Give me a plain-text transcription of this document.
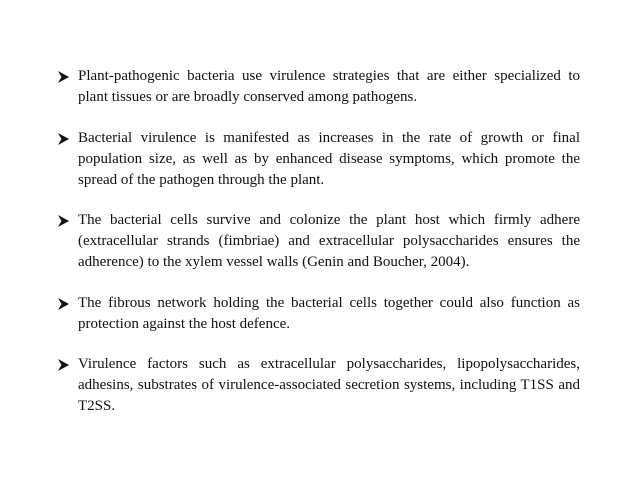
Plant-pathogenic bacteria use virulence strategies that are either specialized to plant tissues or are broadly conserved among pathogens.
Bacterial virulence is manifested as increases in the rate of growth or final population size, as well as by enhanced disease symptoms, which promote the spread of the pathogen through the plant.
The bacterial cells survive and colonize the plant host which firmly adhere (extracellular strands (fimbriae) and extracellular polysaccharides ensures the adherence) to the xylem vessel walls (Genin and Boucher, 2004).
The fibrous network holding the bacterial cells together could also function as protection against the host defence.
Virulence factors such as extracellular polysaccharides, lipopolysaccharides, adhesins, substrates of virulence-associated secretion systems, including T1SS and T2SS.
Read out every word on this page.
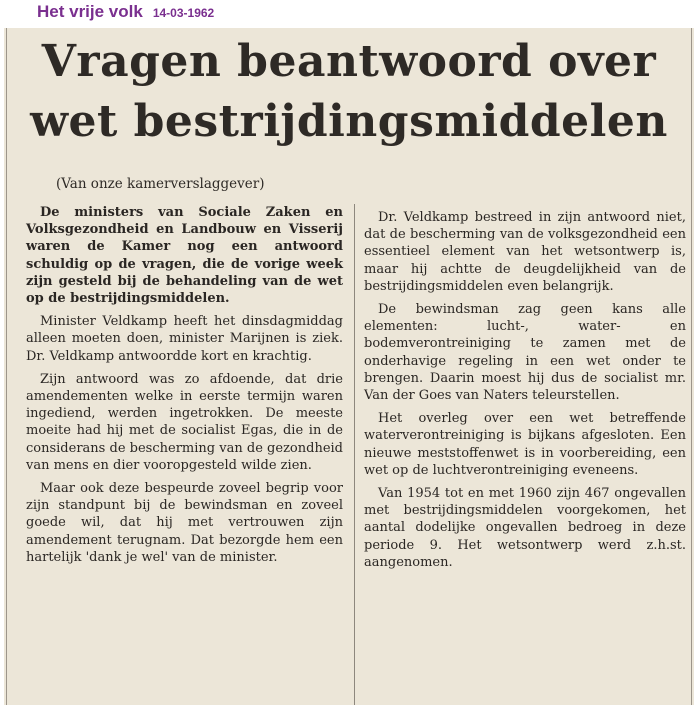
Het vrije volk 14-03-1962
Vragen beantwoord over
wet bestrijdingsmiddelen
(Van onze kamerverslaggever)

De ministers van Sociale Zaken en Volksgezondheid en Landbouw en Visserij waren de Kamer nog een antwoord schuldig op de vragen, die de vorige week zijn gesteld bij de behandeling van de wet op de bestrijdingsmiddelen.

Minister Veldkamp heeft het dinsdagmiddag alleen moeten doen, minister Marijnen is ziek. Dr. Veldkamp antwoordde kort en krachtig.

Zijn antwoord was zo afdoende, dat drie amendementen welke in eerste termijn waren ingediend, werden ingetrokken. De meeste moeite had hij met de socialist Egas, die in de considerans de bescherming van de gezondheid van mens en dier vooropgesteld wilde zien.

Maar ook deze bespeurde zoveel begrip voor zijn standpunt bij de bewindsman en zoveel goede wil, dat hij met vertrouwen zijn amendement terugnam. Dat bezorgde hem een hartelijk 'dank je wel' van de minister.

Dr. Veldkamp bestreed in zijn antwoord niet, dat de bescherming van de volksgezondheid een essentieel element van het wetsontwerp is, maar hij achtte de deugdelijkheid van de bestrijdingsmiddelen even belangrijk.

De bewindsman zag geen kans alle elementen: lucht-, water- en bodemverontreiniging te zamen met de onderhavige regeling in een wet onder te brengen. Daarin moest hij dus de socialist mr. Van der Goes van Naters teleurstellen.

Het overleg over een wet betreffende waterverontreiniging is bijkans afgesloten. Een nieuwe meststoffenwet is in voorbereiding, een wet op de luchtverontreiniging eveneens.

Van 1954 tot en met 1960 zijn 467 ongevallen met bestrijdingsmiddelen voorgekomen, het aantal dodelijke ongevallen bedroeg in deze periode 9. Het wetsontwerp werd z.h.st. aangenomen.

------------------------------------------------------------------------

# Problem to solve:
Repeat each record exactly as shown above, dropping all images.

# Answer section:
Give me a plain-text transcription of this document.
Plant-pathogenic bacteria use virulence strategies that are either specialized to plant tissues or are broadly conserved among pathogens.
Bacterial virulence is manifested as increases in the rate of growth or final population size, as well as by enhanced disease symptoms, which promote the spread of the pathogen through the plant.
The bacterial cells survive and colonize the plant host which firmly adhere (extracellular strands (fimbriae) and extracellular polysaccharides ensures the adherence) to the xylem vessel walls (Genin and Boucher, 2004).
The fibrous network holding the bacterial cells together could also function as protection against the host defence.
Virulence factors such as extracellular polysaccharides, lipopolysaccharides, adhesins, substrates of virulence-associated secretion systems, including T1SS and T2SS.
Read out every word on this page.
Het vrije volk 14-03-1962
Vragen beantwoord over
wet bestrijdingsmiddelen
(Van onze kamerverslaggever)

De ministers van Sociale Zaken en Volksgezondheid en Landbouw en Visserij waren de Kamer nog een antwoord schuldig op de vragen, die de vorige week zijn gesteld bij de behandeling van de wet op de bestrijdingsmiddelen.

Minister Veldkamp heeft het dinsdagmiddag alleen moeten doen, minister Marijnen is ziek. Dr. Veldkamp antwoordde kort en krachtig.

Zijn antwoord was zo afdoende, dat drie amendementen welke in eerste termijn waren ingediend, werden ingetrokken. De meeste moeite had hij met de socialist Egas, die in de considerans de bescherming van de gezondheid van mens en dier vooropgesteld wilde zien.

Maar ook deze bespeurde zoveel begrip voor zijn standpunt bij de bewindsman en zoveel goede wil, dat hij met vertrouwen zijn amendement terugnam. Dat bezorgde hem een hartelijk 'dank je wel' van de minister.

Dr. Veldkamp bestreed in zijn antwoord niet, dat de bescherming van de volksgezondheid een essentieel element van het wetsontwerp is, maar hij achtte de deugdelijkheid van de bestrijdingsmiddelen even belangrijk.

De bewindsman zag geen kans alle elementen: lucht-, water- en bodemverontreiniging te zamen met de onderhavige regeling in een wet onder te brengen. Daarin moest hij dus de socialist mr. Van der Goes van Naters teleurstellen.

Het overleg over een wet betreffende waterverontreiniging is bijkans afgesloten. Een nieuwe meststoffenwet is in voorbereiding, een wet op de luchtverontreiniging eveneens.

Van 1954 tot en met 1960 zijn 467 ongevallen met bestrijdingsmiddelen voorgekomen, het aantal dodelijke ongevallen bedroeg in deze periode 9. Het wetsontwerp werd z.h.st. aangenomen.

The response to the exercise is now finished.